> **Directive**
Every line holding the string "panel" should be gathered.
## Start Supplied information
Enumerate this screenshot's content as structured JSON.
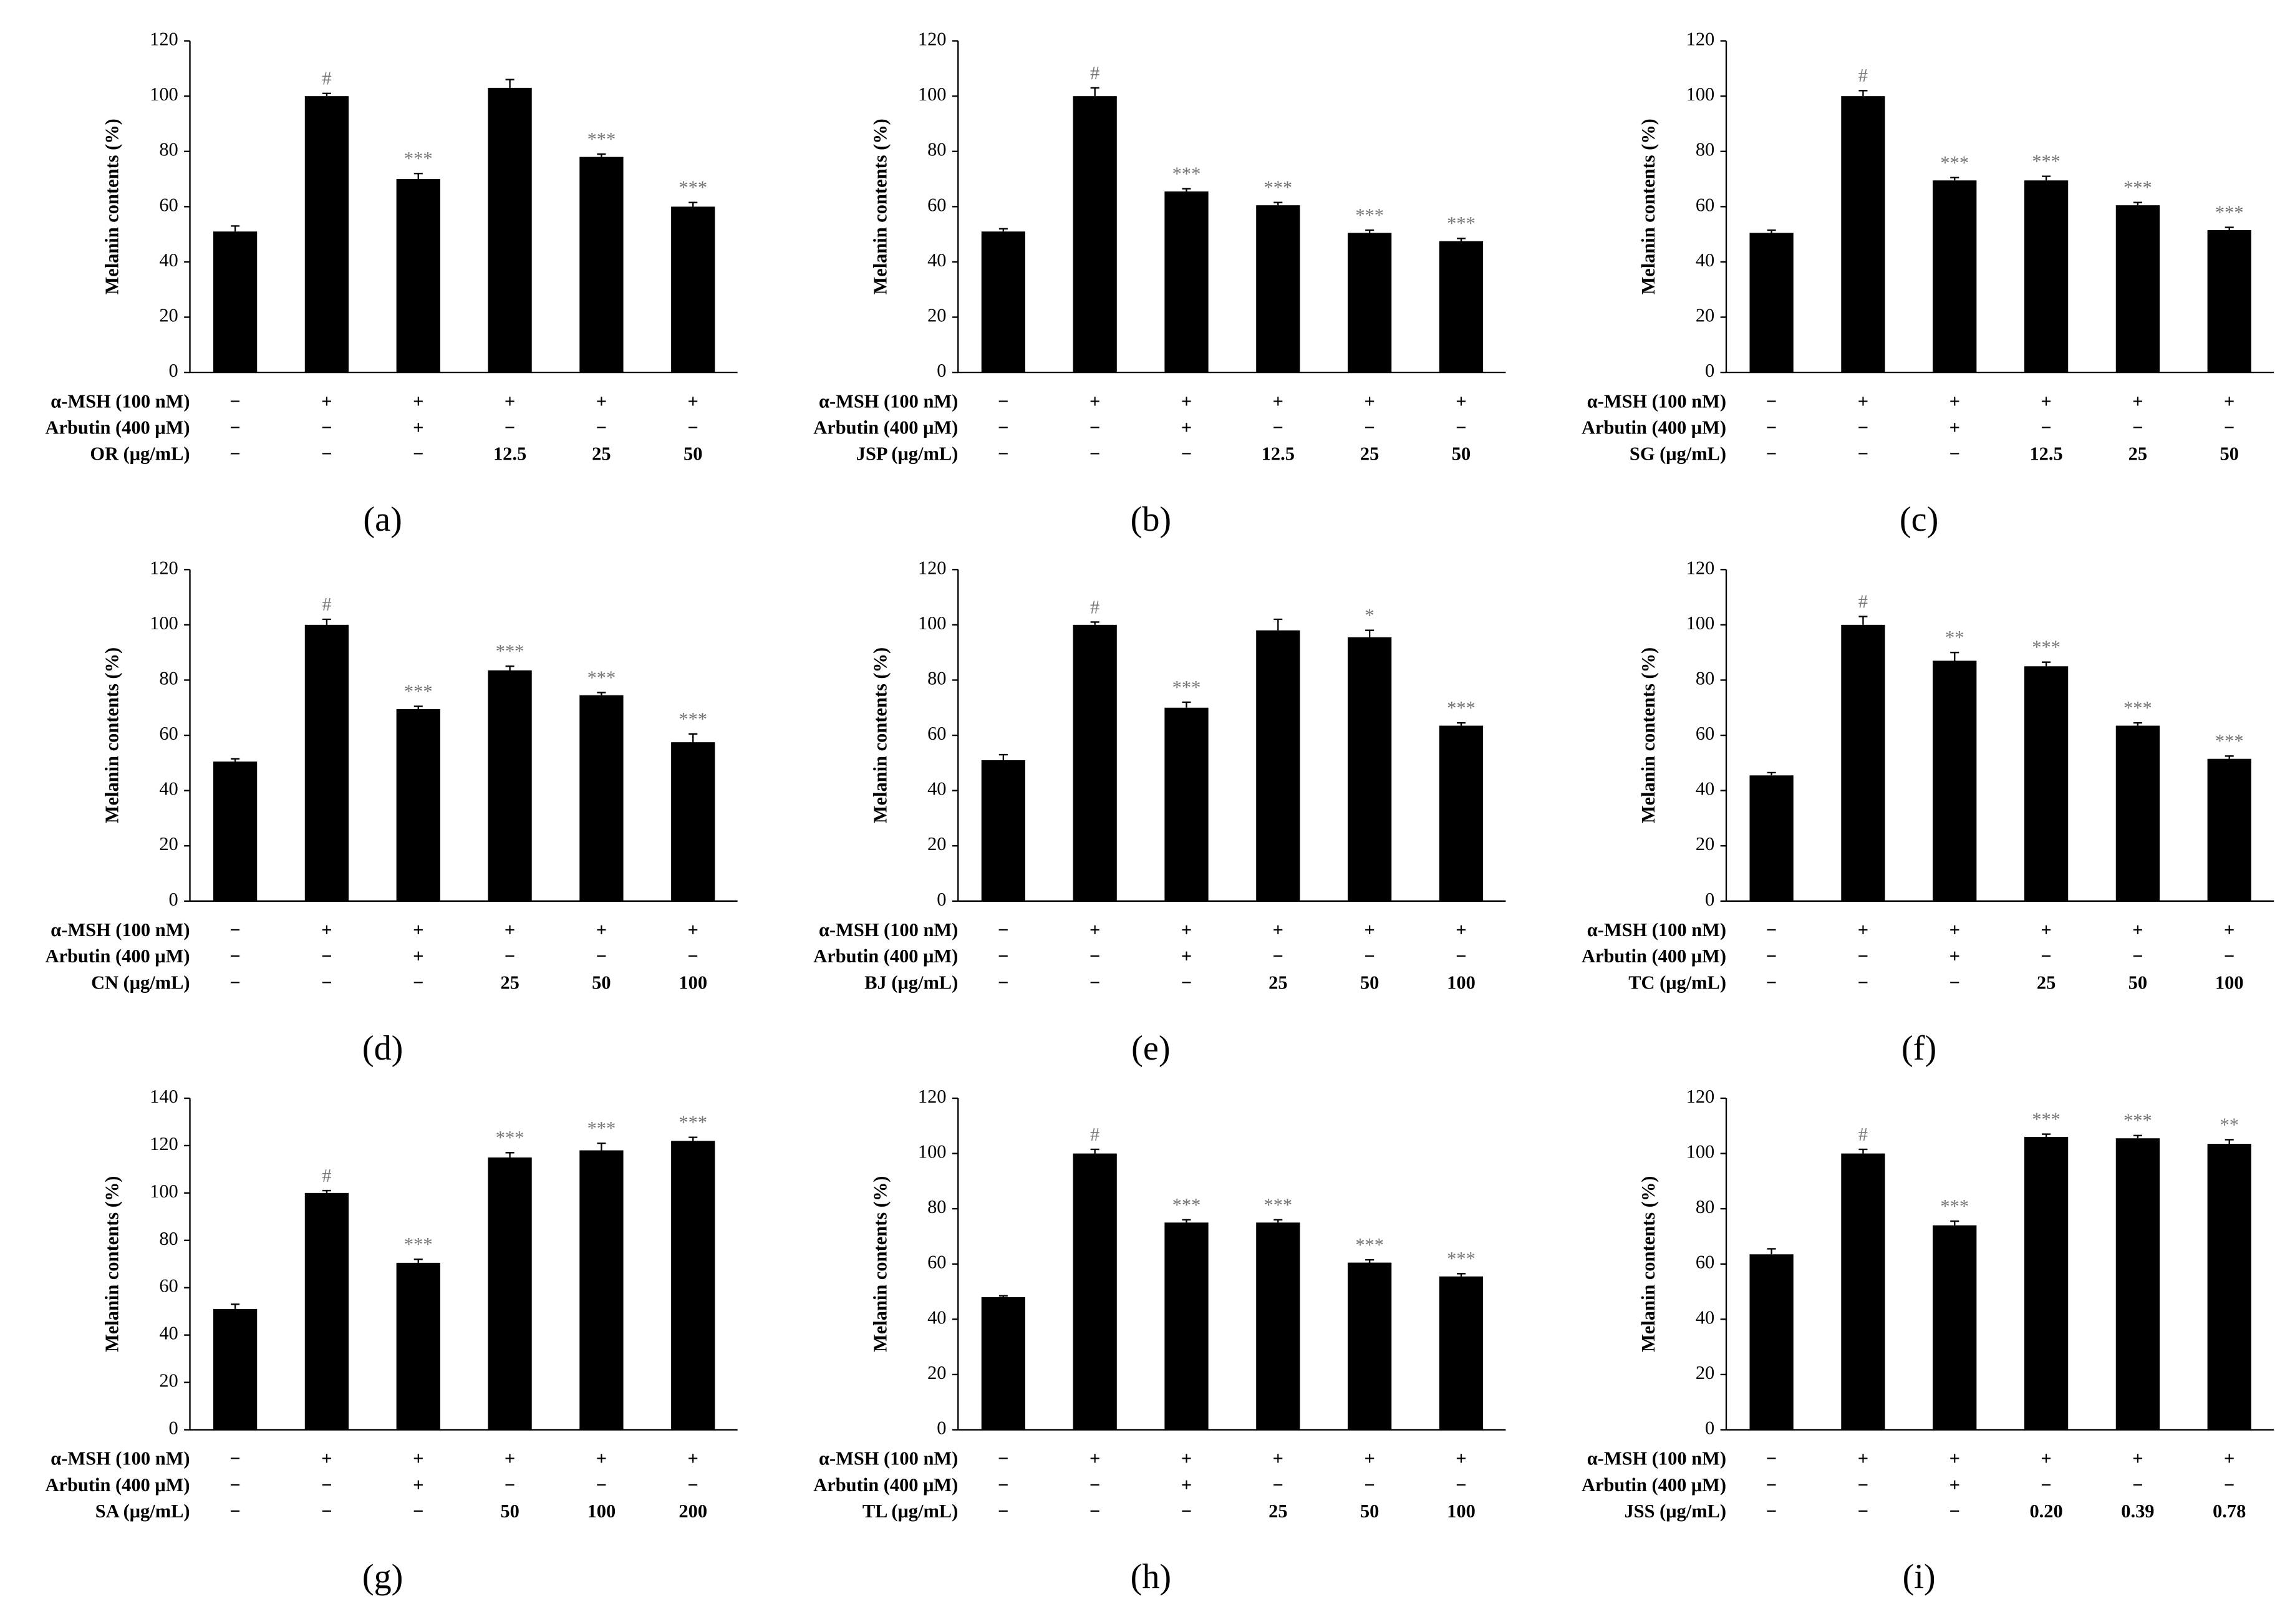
{
  "chart_data": [
    {
      "type": "bar",
      "panel": "(a)",
      "ylabel": "Melanin contents (%)",
      "color": "#000000",
      "ylim": [
        0,
        120
      ],
      "yticks": [
        0,
        20,
        40,
        60,
        80,
        100,
        120
      ],
      "values": [
        51,
        100,
        70,
        103,
        78,
        60
      ],
      "errors": [
        2,
        1,
        2,
        3,
        1,
        1.5
      ],
      "annotations": [
        null,
        "#",
        "***",
        null,
        "***",
        "***"
      ],
      "conditions": [
        {
          "label": "α-MSH (100 nM)",
          "cells": [
            "−",
            "+",
            "+",
            "+",
            "+",
            "+"
          ]
        },
        {
          "label": "Arbutin (400 μM)",
          "cells": [
            "−",
            "−",
            "+",
            "−",
            "−",
            "−"
          ]
        },
        {
          "label": "OR (μg/mL)",
          "cells": [
            "−",
            "−",
            "−",
            "12.5",
            "25",
            "50"
          ]
        }
      ]
    },
    {
      "type": "bar",
      "panel": "(b)",
      "ylabel": "Melanin contents (%)",
      "color": "#000000",
      "ylim": [
        0,
        120
      ],
      "yticks": [
        0,
        20,
        40,
        60,
        80,
        100,
        120
      ],
      "values": [
        51,
        100,
        65.5,
        60.5,
        50.5,
        47.5
      ],
      "errors": [
        1,
        3,
        1,
        1,
        1,
        1
      ],
      "annotations": [
        null,
        "#",
        "***",
        "***",
        "***",
        "***"
      ],
      "conditions": [
        {
          "label": "α-MSH (100 nM)",
          "cells": [
            "−",
            "+",
            "+",
            "+",
            "+",
            "+"
          ]
        },
        {
          "label": "Arbutin (400 μM)",
          "cells": [
            "−",
            "−",
            "+",
            "−",
            "−",
            "−"
          ]
        },
        {
          "label": "JSP (μg/mL)",
          "cells": [
            "−",
            "−",
            "−",
            "12.5",
            "25",
            "50"
          ]
        }
      ]
    },
    {
      "type": "bar",
      "panel": "(c)",
      "ylabel": "Melanin contents (%)",
      "color": "#000000",
      "ylim": [
        0,
        120
      ],
      "yticks": [
        0,
        20,
        40,
        60,
        80,
        100,
        120
      ],
      "values": [
        50.5,
        100,
        69.5,
        69.5,
        60.5,
        51.5
      ],
      "errors": [
        1,
        2,
        1,
        1.5,
        1,
        1
      ],
      "annotations": [
        null,
        "#",
        "***",
        "***",
        "***",
        "***"
      ],
      "conditions": [
        {
          "label": "α-MSH (100 nM)",
          "cells": [
            "−",
            "+",
            "+",
            "+",
            "+",
            "+"
          ]
        },
        {
          "label": "Arbutin (400 μM)",
          "cells": [
            "−",
            "−",
            "+",
            "−",
            "−",
            "−"
          ]
        },
        {
          "label": "SG (μg/mL)",
          "cells": [
            "−",
            "−",
            "−",
            "12.5",
            "25",
            "50"
          ]
        }
      ]
    },
    {
      "type": "bar",
      "panel": "(d)",
      "ylabel": "Melanin contents (%)",
      "color": "#000000",
      "ylim": [
        0,
        120
      ],
      "yticks": [
        0,
        20,
        40,
        60,
        80,
        100,
        120
      ],
      "values": [
        50.5,
        100,
        69.5,
        83.5,
        74.5,
        57.5
      ],
      "errors": [
        1,
        2,
        1,
        1.5,
        1,
        3
      ],
      "annotations": [
        null,
        "#",
        "***",
        "***",
        "***",
        "***"
      ],
      "conditions": [
        {
          "label": "α-MSH (100 nM)",
          "cells": [
            "−",
            "+",
            "+",
            "+",
            "+",
            "+"
          ]
        },
        {
          "label": "Arbutin (400 μM)",
          "cells": [
            "−",
            "−",
            "+",
            "−",
            "−",
            "−"
          ]
        },
        {
          "label": "CN (μg/mL)",
          "cells": [
            "−",
            "−",
            "−",
            "25",
            "50",
            "100"
          ]
        }
      ]
    },
    {
      "type": "bar",
      "panel": "(e)",
      "ylabel": "Melanin contents (%)",
      "color": "#000000",
      "ylim": [
        0,
        120
      ],
      "yticks": [
        0,
        20,
        40,
        60,
        80,
        100,
        120
      ],
      "values": [
        51,
        100,
        70,
        98,
        95.5,
        63.5
      ],
      "errors": [
        2,
        1,
        2,
        4,
        2.5,
        1
      ],
      "annotations": [
        null,
        "#",
        "***",
        null,
        "*",
        "***"
      ],
      "conditions": [
        {
          "label": "α-MSH (100 nM)",
          "cells": [
            "−",
            "+",
            "+",
            "+",
            "+",
            "+"
          ]
        },
        {
          "label": "Arbutin (400 μM)",
          "cells": [
            "−",
            "−",
            "+",
            "−",
            "−",
            "−"
          ]
        },
        {
          "label": "BJ (μg/mL)",
          "cells": [
            "−",
            "−",
            "−",
            "25",
            "50",
            "100"
          ]
        }
      ]
    },
    {
      "type": "bar",
      "panel": "(f)",
      "ylabel": "Melanin contents (%)",
      "color": "#000000",
      "ylim": [
        0,
        120
      ],
      "yticks": [
        0,
        20,
        40,
        60,
        80,
        100,
        120
      ],
      "values": [
        45.5,
        100,
        87,
        85,
        63.5,
        51.5
      ],
      "errors": [
        1,
        3,
        3,
        1.5,
        1,
        1
      ],
      "annotations": [
        null,
        "#",
        "**",
        "***",
        "***",
        "***"
      ],
      "conditions": [
        {
          "label": "α-MSH (100 nM)",
          "cells": [
            "−",
            "+",
            "+",
            "+",
            "+",
            "+"
          ]
        },
        {
          "label": "Arbutin (400 μM)",
          "cells": [
            "−",
            "−",
            "+",
            "−",
            "−",
            "−"
          ]
        },
        {
          "label": "TC (μg/mL)",
          "cells": [
            "−",
            "−",
            "−",
            "25",
            "50",
            "100"
          ]
        }
      ]
    },
    {
      "type": "bar",
      "panel": "(g)",
      "ylabel": "Melanin contents (%)",
      "color": "#000000",
      "ylim": [
        0,
        140
      ],
      "yticks": [
        0,
        20,
        40,
        60,
        80,
        100,
        120,
        140
      ],
      "values": [
        51,
        100,
        70.5,
        115,
        118,
        122
      ],
      "errors": [
        2,
        1,
        1.5,
        2,
        3,
        1.5
      ],
      "annotations": [
        null,
        "#",
        "***",
        "***",
        "***",
        "***"
      ],
      "conditions": [
        {
          "label": "α-MSH (100 nM)",
          "cells": [
            "−",
            "+",
            "+",
            "+",
            "+",
            "+"
          ]
        },
        {
          "label": "Arbutin (400 μM)",
          "cells": [
            "−",
            "−",
            "+",
            "−",
            "−",
            "−"
          ]
        },
        {
          "label": "SA (μg/mL)",
          "cells": [
            "−",
            "−",
            "−",
            "50",
            "100",
            "200"
          ]
        }
      ]
    },
    {
      "type": "bar",
      "panel": "(h)",
      "ylabel": "Melanin contents (%)",
      "color": "#000000",
      "ylim": [
        0,
        120
      ],
      "yticks": [
        0,
        20,
        40,
        60,
        80,
        100,
        120
      ],
      "values": [
        48,
        100,
        75,
        75,
        60.5,
        55.5
      ],
      "errors": [
        0.5,
        1.5,
        1,
        1,
        1,
        1
      ],
      "annotations": [
        null,
        "#",
        "***",
        "***",
        "***",
        "***"
      ],
      "conditions": [
        {
          "label": "α-MSH (100 nM)",
          "cells": [
            "−",
            "+",
            "+",
            "+",
            "+",
            "+"
          ]
        },
        {
          "label": "Arbutin (400 μM)",
          "cells": [
            "−",
            "−",
            "+",
            "−",
            "−",
            "−"
          ]
        },
        {
          "label": "TL (μg/mL)",
          "cells": [
            "−",
            "−",
            "−",
            "25",
            "50",
            "100"
          ]
        }
      ]
    },
    {
      "type": "bar",
      "panel": "(i)",
      "ylabel": "Melanin contents (%)",
      "color": "#000000",
      "ylim": [
        0,
        120
      ],
      "yticks": [
        0,
        20,
        40,
        60,
        80,
        100,
        120
      ],
      "values": [
        63.5,
        100,
        74,
        106,
        105.5,
        103.5
      ],
      "errors": [
        2,
        1.5,
        1.5,
        1,
        1,
        1.5
      ],
      "annotations": [
        null,
        "#",
        "***",
        "***",
        "***",
        "**"
      ],
      "conditions": [
        {
          "label": "α-MSH (100 nM)",
          "cells": [
            "−",
            "+",
            "+",
            "+",
            "+",
            "+"
          ]
        },
        {
          "label": "Arbutin (400 μM)",
          "cells": [
            "−",
            "−",
            "+",
            "−",
            "−",
            "−"
          ]
        },
        {
          "label": "JSS (μg/mL)",
          "cells": [
            "−",
            "−",
            "−",
            "0.20",
            "0.39",
            "0.78"
          ]
        }
      ]
    }
  ]
}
## End Supplied information
> **Problem solution**
      "panel": "(a)",
      "panel": "(b)",
      "panel": "(c)",
      "panel": "(d)",
      "panel": "(e)",
      "panel": "(f)",
      "panel": "(g)",
      "panel": "(h)",
      "panel": "(i)",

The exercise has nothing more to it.